■ EXERCISE TASK ■
Continue the excerpt on integrated information, the one covering the minimum information partition and the choice of purview, from the point where it stops. Do not continue the records.

■ EXTRACT ■

----------------------------------------

Crucial detail: with their maximally mixed baseline choice, QID behaves like a max-eigenvalue-weighted distinguishability, and the “intrinsic effect” is the eigenvector of $\\pi_e(Z\\mid m)$ with the largest eigenvalue. In practice this means the comparison is dominated by the top-eigenvalue eigenspace rather than the full density matrix structure.

(Their Eq. (31) writes this out in components and evaluates it at the maximizing eigenstate.)


3.6 Optimization: MIP and “best” purview

For each purview $Z$, they define a “minimum information partition” (MIP) as the partition that minimizes $\\varphi$: $$ \\theta^{\\star}(m,Z) \\;:=\\; \\arg\\min_{\\theta}\\;\\varphi(m,Z,\\theta). $$

Then they define the integrated information for the mechanism (for effects) by maximizing over purviews: $$ \\varphi_e(m) \\;:=\\; \\max_{Z\\subseteq Q}\\;\\min_{\\theta}\\;\\varphi(m,Z,\\theta). $$

(They do an analogous construction for causes and combine them in the full IIT-style definition.)

----------------------------------------

■ SUPPLIED INFORMATION ■
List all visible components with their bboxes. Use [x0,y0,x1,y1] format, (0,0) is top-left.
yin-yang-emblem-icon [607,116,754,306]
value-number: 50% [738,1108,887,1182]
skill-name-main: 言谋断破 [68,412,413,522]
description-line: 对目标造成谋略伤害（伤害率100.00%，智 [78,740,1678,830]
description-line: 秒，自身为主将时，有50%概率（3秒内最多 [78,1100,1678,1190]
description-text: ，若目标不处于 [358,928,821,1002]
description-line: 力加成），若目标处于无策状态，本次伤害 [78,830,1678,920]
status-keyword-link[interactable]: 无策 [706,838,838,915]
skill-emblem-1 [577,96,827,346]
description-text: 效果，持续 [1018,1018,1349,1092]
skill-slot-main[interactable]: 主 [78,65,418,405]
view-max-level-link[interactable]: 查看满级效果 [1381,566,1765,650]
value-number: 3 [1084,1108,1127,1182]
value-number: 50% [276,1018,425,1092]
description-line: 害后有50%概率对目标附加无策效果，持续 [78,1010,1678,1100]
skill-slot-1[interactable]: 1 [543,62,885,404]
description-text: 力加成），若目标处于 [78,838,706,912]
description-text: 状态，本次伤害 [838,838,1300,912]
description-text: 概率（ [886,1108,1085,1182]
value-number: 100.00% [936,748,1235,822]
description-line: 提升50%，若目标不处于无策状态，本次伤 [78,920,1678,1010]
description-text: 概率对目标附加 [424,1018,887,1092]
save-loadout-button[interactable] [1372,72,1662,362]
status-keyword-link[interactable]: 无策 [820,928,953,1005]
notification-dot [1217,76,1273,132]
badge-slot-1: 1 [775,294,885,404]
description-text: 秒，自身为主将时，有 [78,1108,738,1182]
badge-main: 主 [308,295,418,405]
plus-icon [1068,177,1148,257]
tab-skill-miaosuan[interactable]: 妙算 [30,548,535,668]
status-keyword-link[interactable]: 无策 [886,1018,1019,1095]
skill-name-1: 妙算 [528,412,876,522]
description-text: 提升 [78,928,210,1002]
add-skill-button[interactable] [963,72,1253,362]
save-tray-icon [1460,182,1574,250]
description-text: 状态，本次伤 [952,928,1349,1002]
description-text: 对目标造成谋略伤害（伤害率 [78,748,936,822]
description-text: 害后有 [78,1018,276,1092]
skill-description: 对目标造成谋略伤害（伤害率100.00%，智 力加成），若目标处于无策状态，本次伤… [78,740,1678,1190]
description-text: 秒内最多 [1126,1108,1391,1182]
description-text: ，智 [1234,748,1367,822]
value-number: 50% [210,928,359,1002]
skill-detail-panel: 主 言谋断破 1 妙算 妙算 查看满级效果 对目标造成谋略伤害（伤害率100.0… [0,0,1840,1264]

----------------------------------------

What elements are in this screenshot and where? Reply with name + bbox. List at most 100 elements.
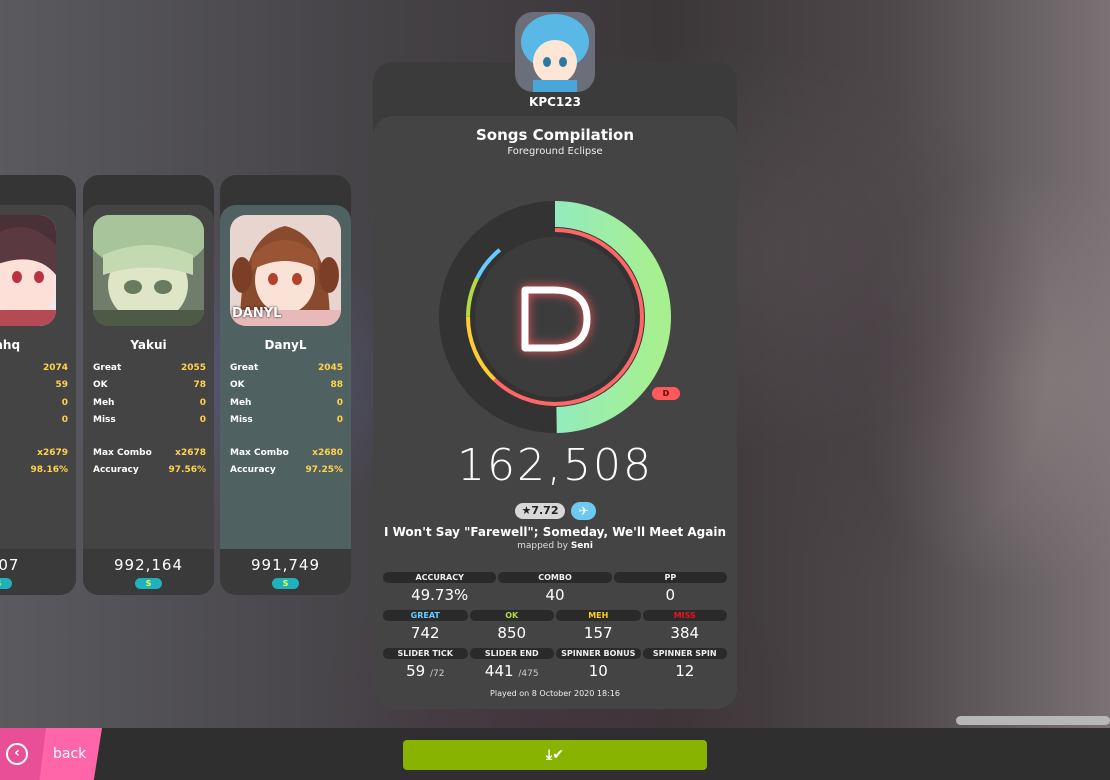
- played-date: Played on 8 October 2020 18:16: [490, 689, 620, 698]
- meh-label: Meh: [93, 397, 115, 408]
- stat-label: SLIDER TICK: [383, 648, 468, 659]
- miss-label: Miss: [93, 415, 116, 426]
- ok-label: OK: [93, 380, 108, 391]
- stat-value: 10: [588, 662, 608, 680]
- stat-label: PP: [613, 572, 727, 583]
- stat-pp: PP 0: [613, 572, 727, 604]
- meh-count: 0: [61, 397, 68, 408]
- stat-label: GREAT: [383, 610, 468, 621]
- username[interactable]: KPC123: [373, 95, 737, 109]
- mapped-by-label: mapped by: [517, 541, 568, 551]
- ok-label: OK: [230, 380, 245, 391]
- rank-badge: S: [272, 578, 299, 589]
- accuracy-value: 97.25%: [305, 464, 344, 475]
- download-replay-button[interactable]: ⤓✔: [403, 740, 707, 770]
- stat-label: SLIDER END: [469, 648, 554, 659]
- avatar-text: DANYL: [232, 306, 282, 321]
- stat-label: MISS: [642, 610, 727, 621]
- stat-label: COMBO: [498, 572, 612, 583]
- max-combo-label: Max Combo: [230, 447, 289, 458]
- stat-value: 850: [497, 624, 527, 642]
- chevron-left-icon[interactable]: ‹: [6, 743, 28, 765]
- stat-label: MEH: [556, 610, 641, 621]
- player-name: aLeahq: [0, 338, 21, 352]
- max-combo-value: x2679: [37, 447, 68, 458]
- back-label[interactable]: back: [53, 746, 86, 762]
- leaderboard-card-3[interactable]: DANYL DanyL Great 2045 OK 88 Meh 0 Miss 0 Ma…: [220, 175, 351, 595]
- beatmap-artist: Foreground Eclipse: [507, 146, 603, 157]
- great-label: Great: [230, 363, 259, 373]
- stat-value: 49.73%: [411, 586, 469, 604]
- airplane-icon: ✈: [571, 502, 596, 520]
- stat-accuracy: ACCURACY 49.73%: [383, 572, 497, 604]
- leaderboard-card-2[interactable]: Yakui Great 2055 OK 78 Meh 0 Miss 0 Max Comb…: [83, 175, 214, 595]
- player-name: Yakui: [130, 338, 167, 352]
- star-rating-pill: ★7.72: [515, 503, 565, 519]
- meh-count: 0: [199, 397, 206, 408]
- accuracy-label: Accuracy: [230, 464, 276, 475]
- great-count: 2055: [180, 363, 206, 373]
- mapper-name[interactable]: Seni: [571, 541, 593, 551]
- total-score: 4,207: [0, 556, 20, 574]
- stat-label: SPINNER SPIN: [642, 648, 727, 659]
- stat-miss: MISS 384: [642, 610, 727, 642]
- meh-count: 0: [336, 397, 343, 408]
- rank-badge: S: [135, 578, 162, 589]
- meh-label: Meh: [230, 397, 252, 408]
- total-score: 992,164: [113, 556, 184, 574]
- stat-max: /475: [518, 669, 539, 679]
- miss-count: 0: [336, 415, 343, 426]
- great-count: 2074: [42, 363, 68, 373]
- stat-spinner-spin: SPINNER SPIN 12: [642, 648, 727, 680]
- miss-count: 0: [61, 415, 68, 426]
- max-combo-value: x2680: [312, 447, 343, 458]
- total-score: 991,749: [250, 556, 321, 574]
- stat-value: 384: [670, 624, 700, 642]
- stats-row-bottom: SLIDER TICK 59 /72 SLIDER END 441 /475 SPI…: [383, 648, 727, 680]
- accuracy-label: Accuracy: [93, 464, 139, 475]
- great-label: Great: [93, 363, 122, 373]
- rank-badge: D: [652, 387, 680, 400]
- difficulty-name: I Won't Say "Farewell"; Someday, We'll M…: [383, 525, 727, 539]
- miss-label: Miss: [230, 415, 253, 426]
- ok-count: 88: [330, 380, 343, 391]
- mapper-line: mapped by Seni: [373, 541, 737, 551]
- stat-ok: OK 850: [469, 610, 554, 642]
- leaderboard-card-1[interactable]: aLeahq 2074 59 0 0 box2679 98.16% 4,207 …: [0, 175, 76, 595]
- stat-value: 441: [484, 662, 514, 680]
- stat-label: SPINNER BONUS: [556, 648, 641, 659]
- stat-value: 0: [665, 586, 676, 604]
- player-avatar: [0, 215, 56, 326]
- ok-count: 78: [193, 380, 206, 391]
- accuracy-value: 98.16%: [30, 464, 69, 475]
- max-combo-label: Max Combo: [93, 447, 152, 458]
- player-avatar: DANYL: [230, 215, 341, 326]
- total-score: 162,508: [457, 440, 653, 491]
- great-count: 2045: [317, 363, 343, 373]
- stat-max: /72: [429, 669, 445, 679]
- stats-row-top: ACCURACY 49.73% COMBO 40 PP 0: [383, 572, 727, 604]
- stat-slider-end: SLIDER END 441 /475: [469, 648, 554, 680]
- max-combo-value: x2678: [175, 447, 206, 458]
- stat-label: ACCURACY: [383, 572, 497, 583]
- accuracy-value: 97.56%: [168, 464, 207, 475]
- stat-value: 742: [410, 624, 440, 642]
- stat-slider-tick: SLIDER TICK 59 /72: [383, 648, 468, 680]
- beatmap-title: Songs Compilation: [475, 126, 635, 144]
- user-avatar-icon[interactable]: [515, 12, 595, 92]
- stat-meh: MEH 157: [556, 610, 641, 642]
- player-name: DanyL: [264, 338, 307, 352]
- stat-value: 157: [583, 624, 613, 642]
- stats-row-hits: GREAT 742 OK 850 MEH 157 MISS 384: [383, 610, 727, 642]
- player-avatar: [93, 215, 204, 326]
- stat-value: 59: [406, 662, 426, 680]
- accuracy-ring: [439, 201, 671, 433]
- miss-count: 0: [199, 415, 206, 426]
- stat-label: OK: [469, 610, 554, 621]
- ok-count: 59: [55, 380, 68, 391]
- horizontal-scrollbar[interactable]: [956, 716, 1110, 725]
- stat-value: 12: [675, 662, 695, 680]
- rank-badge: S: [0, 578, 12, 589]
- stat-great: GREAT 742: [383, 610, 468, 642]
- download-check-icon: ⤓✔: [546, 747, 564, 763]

----------------------------------------

■ RIGHT ANSWER ■
3.7 Plain-language translation (no IIT terms)

In standard QM/QIT language the pipeline is:

  1. Fix a global channel $T$ on $Q$.
  2. Derive an induced channel $\\mathcal{E}_{M\\to Z}$ by:
    • embedding the input $\\rho_M$ into $Q$,
    • fixing the complement $M^0$ to $I/d$,
    • evolving with $T$,
    • tracing down to $Z$.
  3. For every partition $\\theta$ of inputs/outputs, derive a cut channel by fixing additional cross-part inputs to $I/d$ and then taking a product across parts.
  4. Score how different the output of the full channel is from the output of the cut channel using QID (a max-eigenvalue-weighted divergence).
  5. Define “integration” as the least difference over partitions (MIP) and then choose the purview that makes that least difference as large as possible.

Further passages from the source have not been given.